• _Exercise objective_
Produce an exact copy of all the records.
++++++
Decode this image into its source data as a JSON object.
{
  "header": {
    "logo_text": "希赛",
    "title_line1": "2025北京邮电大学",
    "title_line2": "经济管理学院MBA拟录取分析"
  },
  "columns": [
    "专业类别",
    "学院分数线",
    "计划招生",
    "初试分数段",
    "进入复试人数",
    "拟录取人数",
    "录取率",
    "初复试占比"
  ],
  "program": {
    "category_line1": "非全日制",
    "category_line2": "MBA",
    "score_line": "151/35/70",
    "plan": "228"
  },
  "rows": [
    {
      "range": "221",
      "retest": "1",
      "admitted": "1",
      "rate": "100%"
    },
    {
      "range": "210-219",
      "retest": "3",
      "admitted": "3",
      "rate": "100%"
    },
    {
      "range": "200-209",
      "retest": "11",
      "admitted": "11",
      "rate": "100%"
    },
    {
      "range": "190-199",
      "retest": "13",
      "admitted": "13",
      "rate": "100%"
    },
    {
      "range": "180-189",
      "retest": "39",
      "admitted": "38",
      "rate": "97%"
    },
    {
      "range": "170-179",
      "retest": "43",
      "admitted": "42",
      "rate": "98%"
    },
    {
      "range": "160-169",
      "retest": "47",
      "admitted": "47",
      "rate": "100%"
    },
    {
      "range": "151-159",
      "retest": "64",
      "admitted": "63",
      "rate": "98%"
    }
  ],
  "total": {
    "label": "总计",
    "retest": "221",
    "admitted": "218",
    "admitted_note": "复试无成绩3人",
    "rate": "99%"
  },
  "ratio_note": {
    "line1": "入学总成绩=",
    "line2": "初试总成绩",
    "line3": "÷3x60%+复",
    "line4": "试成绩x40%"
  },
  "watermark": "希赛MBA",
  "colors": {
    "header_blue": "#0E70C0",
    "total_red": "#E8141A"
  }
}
++++++
• _Exercise response_
Decode this image into its source data as a JSON object.
{
  "header": {
    "logo_text": "希赛",
    "title_line1": "2025北京邮电大学",
    "title_line2": "经济管理学院MBA拟录取分析"
  },
  "columns": [
    "专业类别",
    "学院分数线",
    "计划招生",
    "初试分数段",
    "进入复试人数",
    "拟录取人数",
    "录取率",
    "初复试占比"
  ],
  "program": {
    "category_line1": "非全日制",
    "category_line2": "MBA",
    "score_line": "151/35/70",
    "plan": "228"
  },
  "rows": [
    {
      "range": "221",
      "retest": "1",
      "admitted": "1",
      "rate": "100%"
    },
    {
      "range": "210-219",
      "retest": "3",
      "admitted": "3",
      "rate": "100%"
    },
    {
      "range": "200-209",
      "retest": "11",
      "admitted": "11",
      "rate": "100%"
    },
    {
      "range": "190-199",
      "retest": "13",
      "admitted": "13",
      "rate": "100%"
    },
    {
      "range": "180-189",
      "retest": "39",
      "admitted": "38",
      "rate": "97%"
    },
    {
      "range": "170-179",
      "retest": "43",
      "admitted": "42",
      "rate": "98%"
    },
    {
      "range": "160-169",
      "retest": "47",
      "admitted": "47",
      "rate": "100%"
    },
    {
      "range": "151-159",
      "retest": "64",
      "admitted": "63",
      "rate": "98%"
    }
  ],
  "total": {
    "label": "总计",
    "retest": "221",
    "admitted": "218",
    "admitted_note": "复试无成绩3人",
    "rate": "99%"
  },
  "ratio_note": {
    "line1": "入学总成绩=",
    "line2": "初试总成绩",
    "line3": "÷3x60%+复",
    "line4": "试成绩x40%"
  },
  "watermark": "希赛MBA",
  "colors": {
    "header_blue": "#0E70C0",
    "total_red": "#E8141A"
  }
}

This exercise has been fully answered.